Requirement: Write out each line that follows exactly as it stands, without the pictures.

Data extract:
· · · ·
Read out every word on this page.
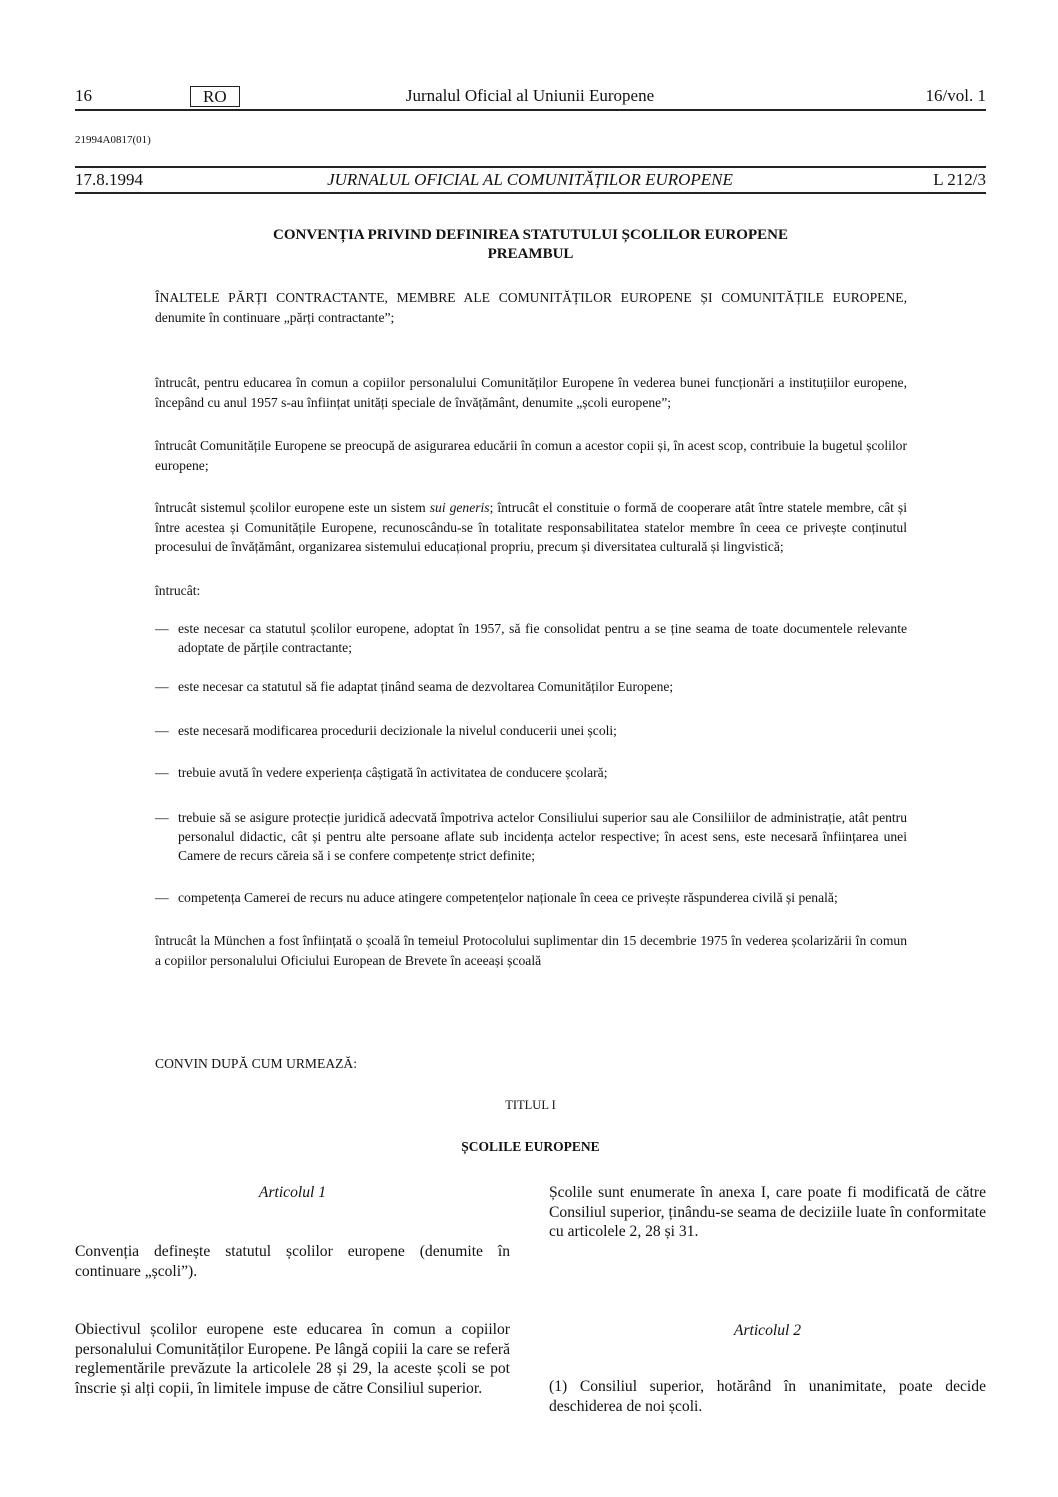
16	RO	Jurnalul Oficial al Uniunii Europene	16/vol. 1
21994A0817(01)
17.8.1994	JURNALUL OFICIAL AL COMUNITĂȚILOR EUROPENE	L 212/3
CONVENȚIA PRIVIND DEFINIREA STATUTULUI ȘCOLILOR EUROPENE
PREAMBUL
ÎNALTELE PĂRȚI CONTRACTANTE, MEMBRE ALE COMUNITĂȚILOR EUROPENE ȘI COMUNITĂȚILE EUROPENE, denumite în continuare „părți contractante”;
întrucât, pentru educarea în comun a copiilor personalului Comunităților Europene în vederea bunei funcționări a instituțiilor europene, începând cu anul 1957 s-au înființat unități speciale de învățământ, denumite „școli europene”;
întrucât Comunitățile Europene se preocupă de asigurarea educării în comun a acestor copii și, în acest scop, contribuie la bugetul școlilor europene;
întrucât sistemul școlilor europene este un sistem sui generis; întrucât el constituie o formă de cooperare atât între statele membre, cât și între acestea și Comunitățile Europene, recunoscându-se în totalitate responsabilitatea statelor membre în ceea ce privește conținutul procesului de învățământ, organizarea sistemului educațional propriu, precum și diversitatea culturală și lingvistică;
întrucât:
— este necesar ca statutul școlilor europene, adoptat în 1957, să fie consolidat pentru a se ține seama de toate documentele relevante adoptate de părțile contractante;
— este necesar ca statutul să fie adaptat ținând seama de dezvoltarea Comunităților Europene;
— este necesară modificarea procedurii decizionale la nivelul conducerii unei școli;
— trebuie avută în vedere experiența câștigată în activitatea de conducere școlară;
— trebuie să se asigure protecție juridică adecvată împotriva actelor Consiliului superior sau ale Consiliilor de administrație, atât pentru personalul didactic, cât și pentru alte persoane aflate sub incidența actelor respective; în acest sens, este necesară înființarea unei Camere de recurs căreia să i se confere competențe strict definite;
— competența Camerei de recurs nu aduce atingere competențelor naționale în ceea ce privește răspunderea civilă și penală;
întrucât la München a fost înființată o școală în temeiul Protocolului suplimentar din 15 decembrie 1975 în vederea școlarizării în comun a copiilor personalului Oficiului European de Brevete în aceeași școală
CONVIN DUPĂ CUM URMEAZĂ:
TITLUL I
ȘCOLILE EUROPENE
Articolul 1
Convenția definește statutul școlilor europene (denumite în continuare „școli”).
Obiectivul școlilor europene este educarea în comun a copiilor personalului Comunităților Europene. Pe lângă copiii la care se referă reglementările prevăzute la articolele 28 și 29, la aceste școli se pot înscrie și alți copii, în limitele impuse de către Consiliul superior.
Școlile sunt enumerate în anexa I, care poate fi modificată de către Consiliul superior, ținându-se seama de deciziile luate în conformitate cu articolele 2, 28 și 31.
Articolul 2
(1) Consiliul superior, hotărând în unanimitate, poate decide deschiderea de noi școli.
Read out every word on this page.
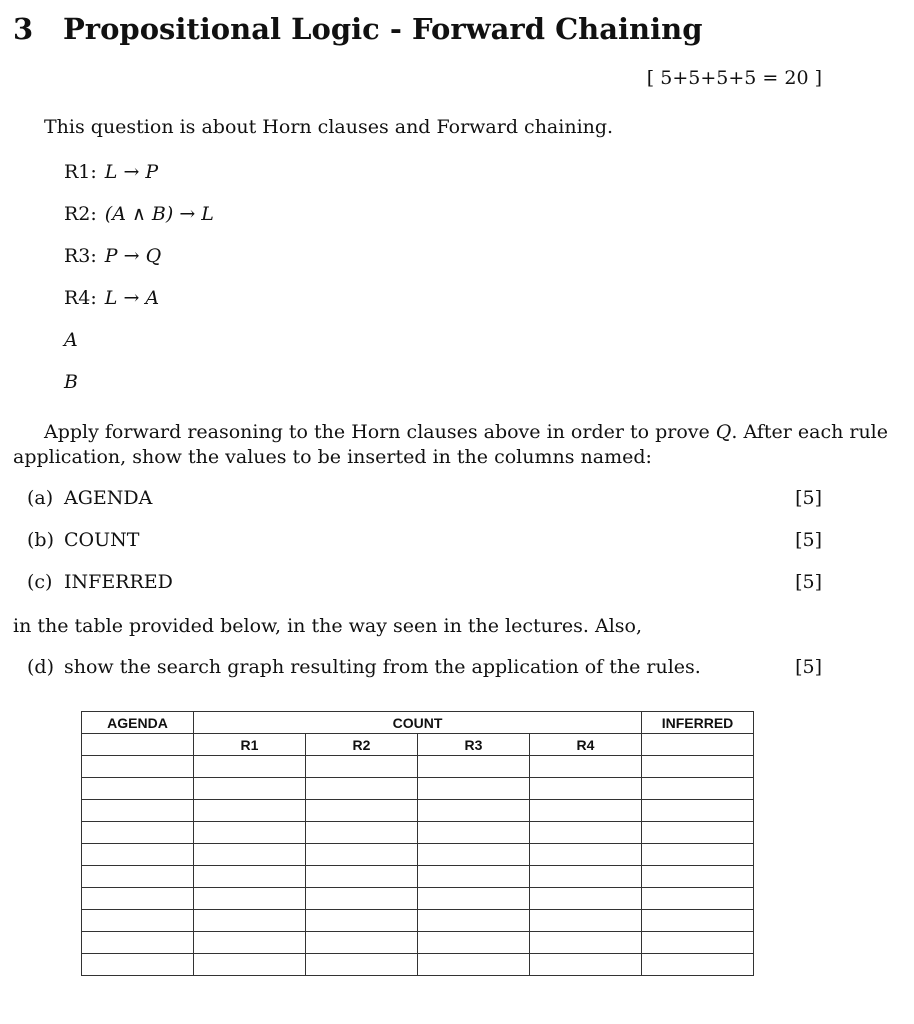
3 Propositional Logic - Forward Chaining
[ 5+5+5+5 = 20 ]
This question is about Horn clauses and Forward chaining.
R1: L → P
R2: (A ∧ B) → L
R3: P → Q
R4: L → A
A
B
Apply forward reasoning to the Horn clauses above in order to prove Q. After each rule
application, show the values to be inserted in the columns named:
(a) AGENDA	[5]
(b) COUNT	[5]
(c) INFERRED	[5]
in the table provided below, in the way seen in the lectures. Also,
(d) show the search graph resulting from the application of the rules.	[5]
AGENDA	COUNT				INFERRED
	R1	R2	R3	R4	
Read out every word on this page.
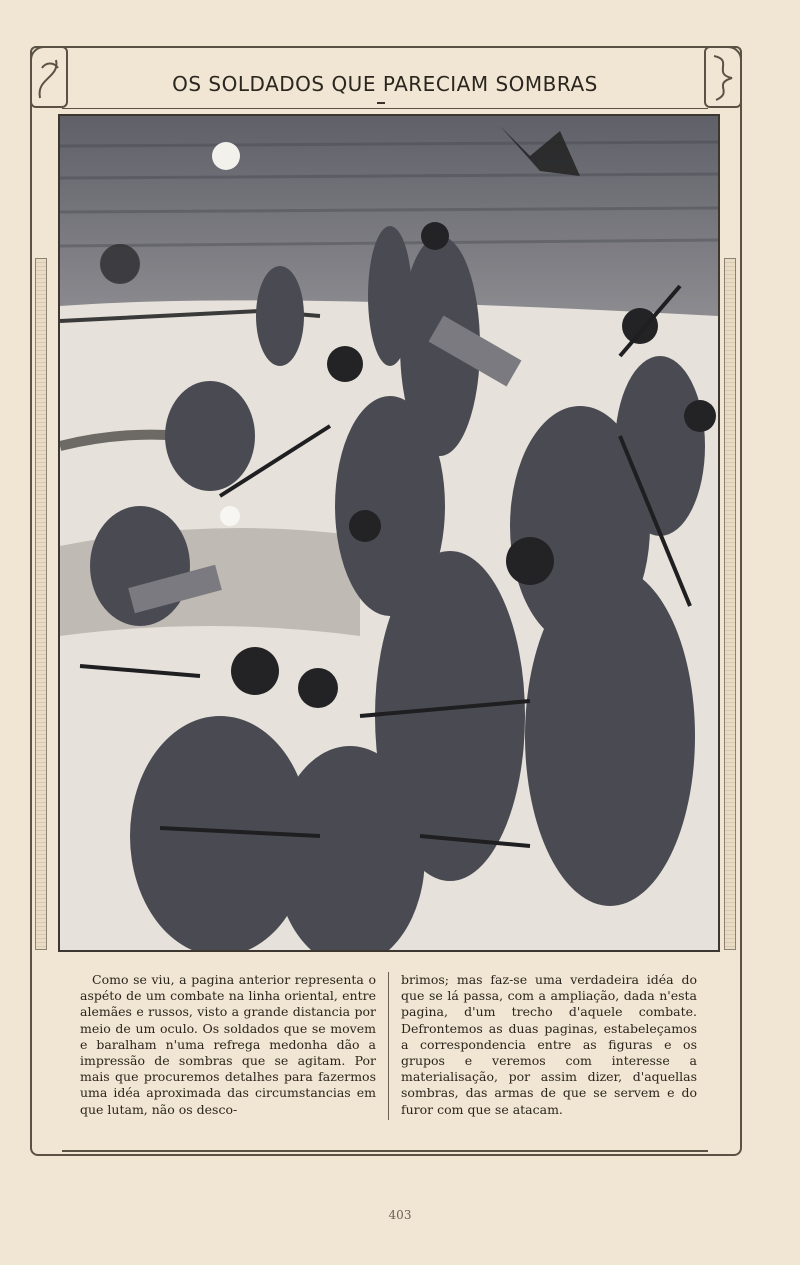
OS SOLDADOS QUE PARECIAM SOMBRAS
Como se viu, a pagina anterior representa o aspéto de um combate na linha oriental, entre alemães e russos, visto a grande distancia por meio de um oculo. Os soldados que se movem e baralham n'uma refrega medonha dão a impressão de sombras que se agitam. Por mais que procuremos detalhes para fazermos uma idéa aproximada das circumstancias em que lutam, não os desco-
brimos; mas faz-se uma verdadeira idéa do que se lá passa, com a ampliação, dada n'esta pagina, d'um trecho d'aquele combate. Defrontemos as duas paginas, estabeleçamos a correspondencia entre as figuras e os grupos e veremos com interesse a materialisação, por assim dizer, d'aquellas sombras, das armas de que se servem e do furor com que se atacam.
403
· · · ·
The solution:
Read out every word on this page.
16	RO	Jurnalul Oficial al Uniunii Europene	16/vol. 1
21994A0817(01)
17.8.1994	JURNALUL OFICIAL AL COMUNITĂȚILOR EUROPENE	L 212/3
CONVENȚIA PRIVIND DEFINIREA STATUTULUI ȘCOLILOR EUROPENE
PREAMBUL
ÎNALTELE PĂRȚI CONTRACTANTE, MEMBRE ALE COMUNITĂȚILOR EUROPENE ȘI COMUNITĂȚILE EUROPENE, denumite în continuare „părți contractante”;
întrucât, pentru educarea în comun a copiilor personalului Comunităților Europene în vederea bunei funcționări a instituțiilor europene, începând cu anul 1957 s-au înființat unități speciale de învățământ, denumite „școli europene”;
întrucât Comunitățile Europene se preocupă de asigurarea educării în comun a acestor copii și, în acest scop, contribuie la bugetul școlilor europene;
întrucât sistemul școlilor europene este un sistem sui generis; întrucât el constituie o formă de cooperare atât între statele membre, cât și între acestea și Comunitățile Europene, recunoscându-se în totalitate responsabilitatea statelor membre în ceea ce privește conținutul procesului de învățământ, organizarea sistemului educațional propriu, precum și diversitatea culturală și lingvistică;
întrucât:
— este necesar ca statutul școlilor europene, adoptat în 1957, să fie consolidat pentru a se ține seama de toate documentele relevante adoptate de părțile contractante;
— este necesar ca statutul să fie adaptat ținând seama de dezvoltarea Comunităților Europene;
— este necesară modificarea procedurii decizionale la nivelul conducerii unei școli;
— trebuie avută în vedere experiența câștigată în activitatea de conducere școlară;
— trebuie să se asigure protecție juridică adecvată împotriva actelor Consiliului superior sau ale Consiliilor de administrație, atât pentru personalul didactic, cât și pentru alte persoane aflate sub incidența actelor respective; în acest sens, este necesară înființarea unei Camere de recurs căreia să i se confere competențe strict definite;
— competența Camerei de recurs nu aduce atingere competențelor naționale în ceea ce privește răspunderea civilă și penală;
întrucât la München a fost înființată o școală în temeiul Protocolului suplimentar din 15 decembrie 1975 în vederea școlarizării în comun a copiilor personalului Oficiului European de Brevete în aceeași școală
CONVIN DUPĂ CUM URMEAZĂ:
TITLUL I
ȘCOLILE EUROPENE
Articolul 1
Convenția definește statutul școlilor europene (denumite în continuare „școli”).
Obiectivul școlilor europene este educarea în comun a copiilor personalului Comunităților Europene. Pe lângă copiii la care se referă reglementările prevăzute la articolele 28 și 29, la aceste școli se pot înscrie și alți copii, în limitele impuse de către Consiliul superior.
Școlile sunt enumerate în anexa I, care poate fi modificată de către Consiliul superior, ținându-se seama de deciziile luate în conformitate cu articolele 2, 28 și 31.
Articolul 2
(1) Consiliul superior, hotărând în unanimitate, poate decide deschiderea de noi școli.
Read out every word on this page.
3 Propositional Logic - Forward Chaining
[ 5+5+5+5 = 20 ]
This question is about Horn clauses and Forward chaining.
R1: L → P
R2: (A ∧ B) → L
R3: P → Q
R4: L → A
A
B
Apply forward reasoning to the Horn clauses above in order to prove Q. After each rule
application, show the values to be inserted in the columns named:
(a) AGENDA	[5]
(b) COUNT	[5]
(c) INFERRED	[5]
in the table provided below, in the way seen in the lectures. Also,
(d) show the search graph resulting from the application of the rules.	[5]
AGENDA	COUNT				INFERRED
	R1	R2	R3	R4	
Read out every word on this page.
OS SOLDADOS QUE PARECIAM SOMBRAS
Como se viu, a pagina anterior representa o aspéto de um combate na linha oriental, entre alemães e russos, visto a grande distancia por meio de um oculo. Os soldados que se movem e baralham n'uma refrega medonha dão a impressão de sombras que se agitam. Por mais que procuremos detalhes para fazermos uma idéa aproximada das circumstancias em que lutam, não os desco-
brimos; mas faz-se uma verdadeira idéa do que se lá passa, com a ampliação, dada n'esta pagina, d'um trecho d'aquele combate. Defrontemos as duas paginas, estabeleçamos a correspondencia entre as figuras e os grupos e veremos com interesse a materialisação, por assim dizer, d'aquellas sombras, das armas de que se servem e do furor com que se atacam.
403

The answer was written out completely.